━━ Material for the task ━━

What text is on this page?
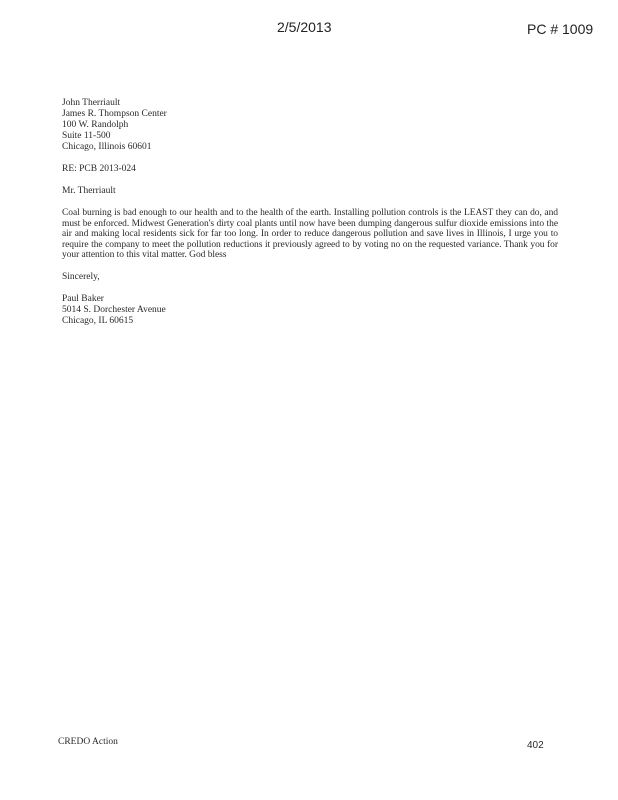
2/5/2013	PC # 1009
John Therriault
James R. Thompson Center
100 W. Randolph
Suite 11-500
Chicago, Illinois 60601
RE: PCB 2013-024
Mr. Therriault
Coal burning is bad enough to our health and to the health of the earth. Installing pollution controls is the LEAST they can do, and must be enforced. Midwest Generation's dirty coal plants until now have been dumping dangerous sulfur dioxide emissions into the air and making local residents sick for far too long. In order to reduce dangerous pollution and save lives in Illinois, I urge you to require the company to meet the pollution reductions it previously agreed to by voting no on the requested variance. Thank you for your attention to this vital matter. God bless
Sincerely,
Paul Baker
5014 S. Dorchester Avenue
Chicago, IL 60615
CREDO Action	402
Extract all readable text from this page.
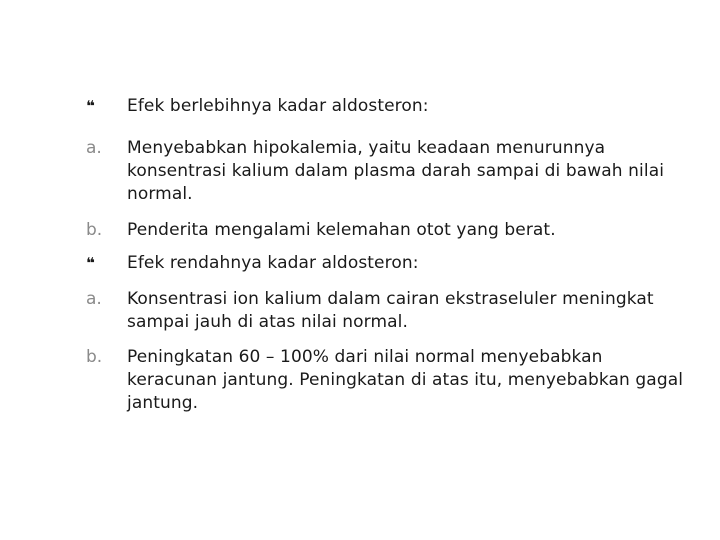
❝ Efek berlebihnya kadar aldosteron:
a. Menyebabkan hipokalemia, yaitu keadaan menurunnya konsentrasi kalium dalam plasma darah sampai di bawah nilai normal.
b. Penderita mengalami kelemahan otot yang berat.
❝ Efek rendahnya kadar aldosteron:
a. Konsentrasi ion kalium dalam cairan ekstraseluler meningkat sampai jauh di atas nilai normal.
b. Peningkatan 60 – 100% dari nilai normal menyebabkan keracunan jantung. Peningkatan di atas itu, menyebabkan gagal jantung.
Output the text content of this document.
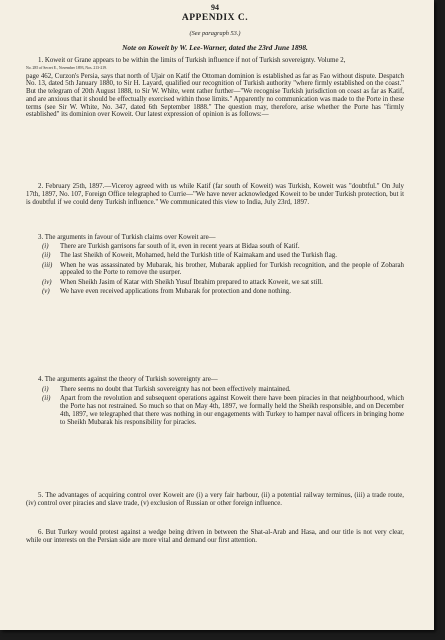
94
APPENDIX C.
(See paragraph 53.)
Note on Koweit by W. Lee-Warner, dated the 23rd June 1898.

1. Koweit or Grane appears to be within the limits of Turkish influence if not of Turkish sovereignty. Volume 2,

No. 285 of Secret E., November 1893, Nos. 213-219.

page 462, Curzon's Persia, says that north of Ujair on Katif the Ottoman dominion is established as far as Fao without dispute. Despatch No. 13, dated 5th January 1880, to Sir H. Layard, qualified our recognition of Turkish authority "where firmly established on the coast." But the telegram of 20th August 1888, to Sir W. White, went rather further—"We recognise Turkish jurisdiction on coast as far as Katif, and are anxious that it should be effectually exercised within those limits." Apparently no communication was made to the Porte in these terms (see Sir W. White, No. 347, dated 6th September 1888." The question may, therefore, arise whether the Porte has "firmly established" its dominion over Koweit. Our latest expression of opinion is as follows:—

2. February 25th, 1897.—Viceroy agreed with us while Katif (far south of Koweit) was Turkish, Koweit was "doubtful." On July 17th, 1897, No. 107, Foreign Office telegraphed to Currie—"We have never acknowledged Koweit to be under Turkish protection, but it is doubtful if we could deny Turkish influence." We communicated this view to India, July 23rd, 1897.
3. The arguments in favour of Turkish claims over Koweit are—
(i) There are Turkish garrisons far south of it, even in recent years at Bidaa south of Katif.
(ii) The last Sheikh of Koweit, Mohamed, held the Turkish title of Kaimakam and used the Turkish flag.
(iii) When he was assassinated by Mubarak, his brother, Mubarak applied for Turkish recognition, and the people of Zobarah appealed to the Porte to remove the usurper.
(iv) When Sheikh Jasim of Katar with Sheikh Yusuf Ibrahim prepared to attack Koweit, we sat still.
(v) We have even received applications from Mubarak for protection and done nothing.
4. The arguments against the theory of Turkish sovereignty are—
(i) There seems no doubt that Turkish sovereignty has not been effectively maintained.
(ii) Apart from the revolution and subsequent operations against Koweit there have been piracies in that neighbourhood, which the Porte has not restrained. So much so that on May 4th, 1897, we formally held the Sheikh responsible, and on December 4th, 1897, we telegraphed that there was nothing in our engagements with Turkey to hamper naval officers in bringing home to Sheikh Mubarak his responsibility for piracies.
5. The advantages of acquiring control over Koweit are (i) a very fair harbour, (ii) a potential railway terminus, (iii) a trade route, (iv) control over piracies and slave trade, (v) exclusion of Russian or other foreign influence.
6. But Turkey would protest against a wedge being driven in between the Shat-al-Arab and Hasa, and our title is not very clear, while our interests on the Persian side are more vital and demand our first attention.
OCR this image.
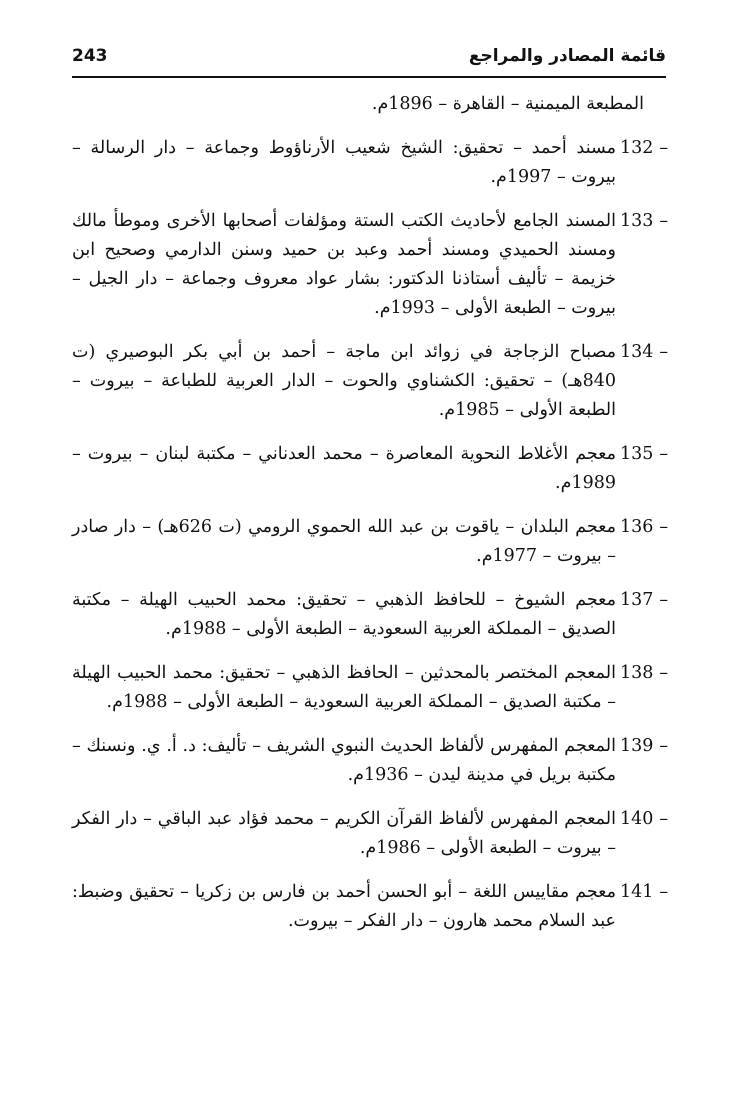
قائمة المصادر والمراجع
243

المطبعة الميمنية – القاهرة – 1896م.

132 –
مسند أحمد – تحقيق: الشيخ شعيب الأرناؤوط وجماعة – دار الرسالة – بيروت – 1997م.

133 –
المسند الجامع لأحاديث الكتب الستة ومؤلفات أصحابها الأخرى وموطأ مالك ومسند الحميدي ومسند أحمد وعبد بن حميد وسنن الدارمي وصحيح ابن خزيمة – تأليف أستاذنا الدكتور: بشار عواد معروف وجماعة – دار الجيل – بيروت – الطبعة الأولى – 1993م.

134 –
مصباح الزجاجة في زوائد ابن ماجة – أحمد بن أبي بكر البوصيري (ت 840هـ) – تحقيق: الكشناوي والحوت – الدار العربية للطباعة – بيروت – الطبعة الأولى – 1985م.

135 –
معجم الأغلاط النحوية المعاصرة – محمد العدناني – مكتبة لبنان – بيروت – 1989م.

136 –
معجم البلدان – ياقوت بن عبد الله الحموي الرومي (ت 626هـ) – دار صادر – بيروت – 1977م.

137 –
معجم الشيوخ – للحافظ الذهبي – تحقيق: محمد الحبيب الهيلة – مكتبة الصديق – المملكة العربية السعودية – الطبعة الأولى – 1988م.

138 –
المعجم المختصر بالمحدثين – الحافظ الذهبي – تحقيق: محمد الحبيب الهيلة – مكتبة الصديق – المملكة العربية السعودية – الطبعة الأولى – 1988م.

139 –
المعجم المفهرس لألفاظ الحديث النبوي الشريف – تأليف: د. أ. ي. ونسنك – مكتبة بريل في مدينة ليدن – 1936م.

140 –
المعجم المفهرس لألفاظ القرآن الكريم – محمد فؤاد عبد الباقي – دار الفكر – بيروت – الطبعة الأولى – 1986م.

141 –
معجم مقاييس اللغة – أبو الحسن أحمد بن فارس بن زكريا – تحقيق وضبط: عبد السلام محمد هارون – دار الفكر – بيروت.
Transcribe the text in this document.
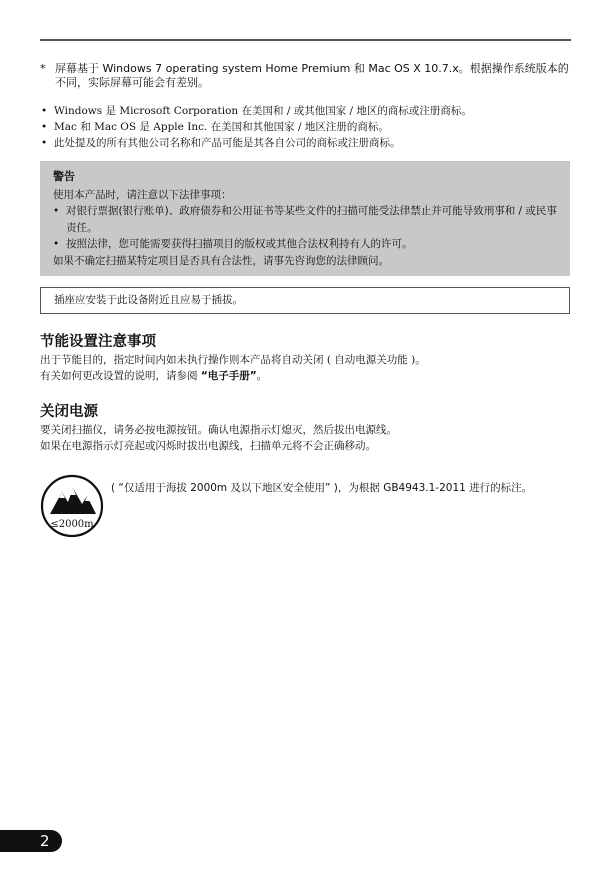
* 屏幕基于 Windows 7 operating system Home Premium 和 Mac OS X 10.7.x。根据操作系统版本的不同，实际屏幕可能会有差别。
• Windows 是 Microsoft Corporation 在美国和 / 或其他国家 / 地区的商标或注册商标。
• Mac 和 Mac OS 是 Apple Inc. 在美国和其他国家 / 地区注册的商标。
• 此处提及的所有其他公司名称和产品可能是其各自公司的商标或注册商标。
警告
使用本产品时，请注意以下法律事项：
• 对银行票据(银行账单)、政府债券和公用证书等某些文件的扫描可能受法律禁止并可能导致刑事和 / 或民事责任。
• 按照法律，您可能需要获得扫描项目的版权或其他合法权利持有人的许可。
如果不确定扫描某特定项目是否具有合法性，请事先咨询您的法律顾问。
插座应安装于此设备附近且应易于插拔。
节能设置注意事项
出于节能目的，指定时间内如未执行操作则本产品将自动关闭 ( 自动电源关功能 )。
有关如何更改设置的说明，请参阅 “电子手册”。
关闭电源
要关闭扫描仪，请务必按电源按钮。确认电源指示灯熄灭，然后拔出电源线。
如果在电源指示灯亮起或闪烁时拔出电源线，扫描单元将不会正确移动。
≤2000m
( “仅适用于海拔 2000m 及以下地区安全使用” )，为根据 GB4943.1-2011 进行的标注。
2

━━━

> [Exercise description]:
Filter the listing for the word "العربية" and copy every line that holds it.

> [Expected output]:
مصباح الزجاجة في زوائد ابن ماجة – أحمد بن أبي بكر البوصيري (ت 840هـ) – تحقيق: الكشناوي والحوت – الدار العربية للطباعة – بيروت – الطبعة الأولى – 1985م.
معجم الشيوخ – للحافظ الذهبي – تحقيق: محمد الحبيب الهيلة – مكتبة الصديق – المملكة العربية السعودية – الطبعة الأولى – 1988م.
المعجم المختصر بالمحدثين – الحافظ الذهبي – تحقيق: محمد الحبيب الهيلة – مكتبة الصديق – المملكة العربية السعودية – الطبعة الأولى – 1988م.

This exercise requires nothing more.